[Stored entries]
**********
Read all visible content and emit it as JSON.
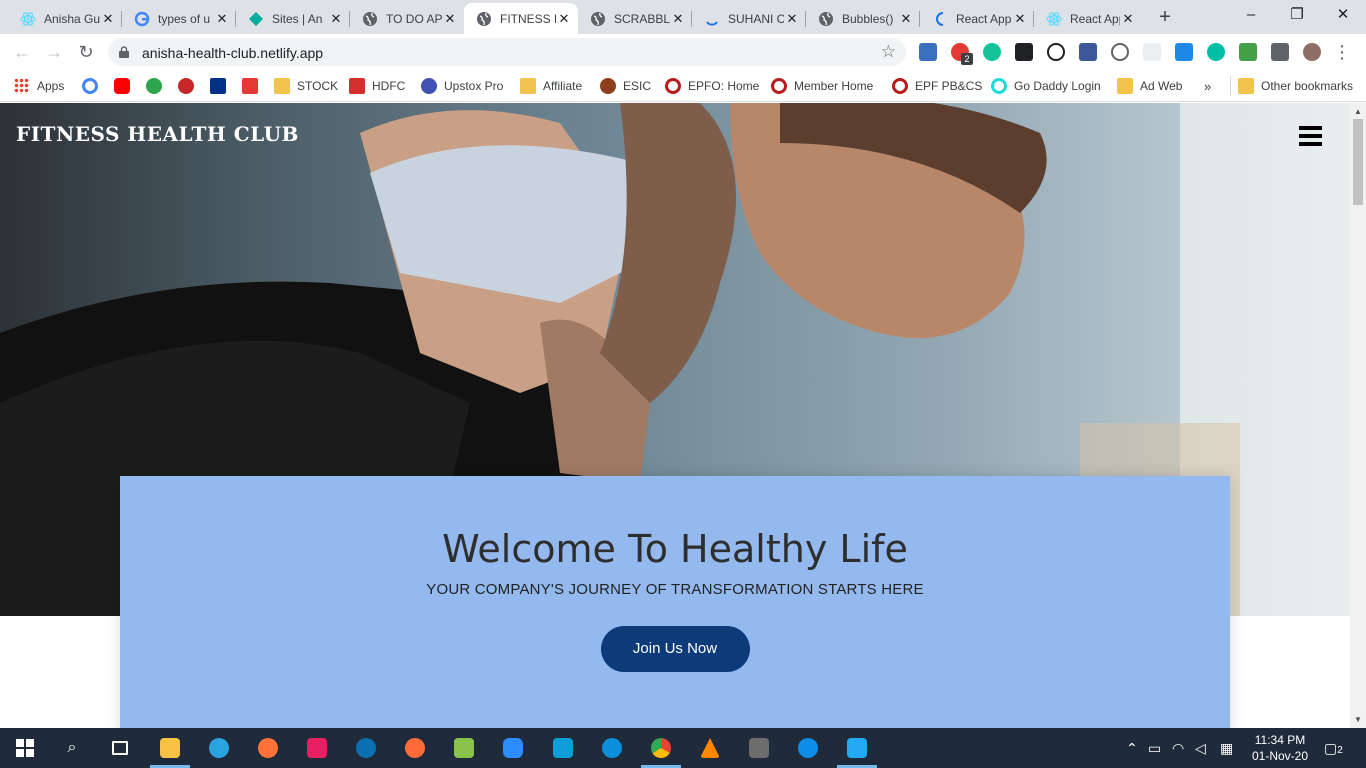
{
  "browser": {
    "tabs": [
      {
        "title": "Anisha Gu",
        "icon": "react-icon",
        "color": "#61dafb",
        "active": false
      },
      {
        "title": "types of u",
        "icon": "google-icon",
        "color": "#4285f4",
        "active": false
      },
      {
        "title": "Sites | An",
        "icon": "netlify-icon",
        "color": "#00ad9f",
        "active": false
      },
      {
        "title": "TO DO AP",
        "icon": "globe-icon",
        "color": "#5f6368",
        "active": false
      },
      {
        "title": "FITNESS H",
        "icon": "globe-icon",
        "color": "#5f6368",
        "active": true
      },
      {
        "title": "SCRABBLE",
        "icon": "globe-icon",
        "color": "#5f6368",
        "active": false
      },
      {
        "title": "SUHANI C",
        "icon": "loading-icon",
        "color": "#1a73e8",
        "active": false
      },
      {
        "title": "Bubbles()",
        "icon": "globe-icon",
        "color": "#5f6368",
        "active": false
      },
      {
        "title": "React App",
        "icon": "loading-icon",
        "color": "#1a73e8",
        "active": false
      },
      {
        "title": "React App",
        "icon": "react-icon",
        "color": "#61dafb",
        "active": false
      }
    ],
    "new_tab": "+",
    "window_controls": {
      "minimize": "–",
      "restore": "❐",
      "close": "✕"
    },
    "url": "anisha-health-club.netlify.app",
    "extension_badge": "2",
    "bookmarks": [
      {
        "label": "Apps",
        "icon": "apps-grid-icon",
        "color": "#ea4335"
      },
      {
        "label": "",
        "icon": "google-icon",
        "color": "#4285f4"
      },
      {
        "label": "",
        "icon": "youtube-icon",
        "color": "#ff0000"
      },
      {
        "label": "",
        "icon": "green-app-icon",
        "color": "#2ea44f"
      },
      {
        "label": "",
        "icon": "red-app-icon",
        "color": "#c62828"
      },
      {
        "label": "",
        "icon": "paypal-icon",
        "color": "#003087"
      },
      {
        "label": "",
        "icon": "red-arrow-icon",
        "color": "#e53935"
      },
      {
        "label": "STOCK",
        "icon": "folder-icon",
        "color": "#f2c44e"
      },
      {
        "label": "HDFC",
        "icon": "hdfc-icon",
        "color": "#d32f2f"
      },
      {
        "label": "Upstox Pro",
        "icon": "upstox-icon",
        "color": "#3f51b5"
      },
      {
        "label": "Affiliate",
        "icon": "folder-icon",
        "color": "#f2c44e"
      },
      {
        "label": "ESIC",
        "icon": "esic-icon",
        "color": "#8d3e1c"
      },
      {
        "label": "EPFO: Home",
        "icon": "epfo-icon",
        "color": "#b71c1c"
      },
      {
        "label": "Member Home",
        "icon": "epfo-icon",
        "color": "#b71c1c"
      },
      {
        "label": "EPF PB&CS",
        "icon": "epfo-icon",
        "color": "#b71c1c"
      },
      {
        "label": "Go Daddy Login",
        "icon": "godaddy-icon",
        "color": "#1bdbdb"
      },
      {
        "label": "Ad Web",
        "icon": "folder-icon",
        "color": "#f2c44e"
      }
    ],
    "bookmarks_overflow": "»",
    "other_bookmarks": "Other bookmarks"
  },
  "page": {
    "brand": "FITNESS HEALTH CLUB",
    "welcome_title": "Welcome To Healthy Life",
    "welcome_subtitle": "YOUR COMPANY'S JOURNEY OF TRANSFORMATION STARTS HERE",
    "cta_label": "Join Us Now"
  },
  "taskbar": {
    "time": "11:34 PM",
    "date": "01-Nov-20",
    "notifications": "2"
  }
}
**********
Write down the number of lines where the word "FITNESS" appears, and nothing further.

2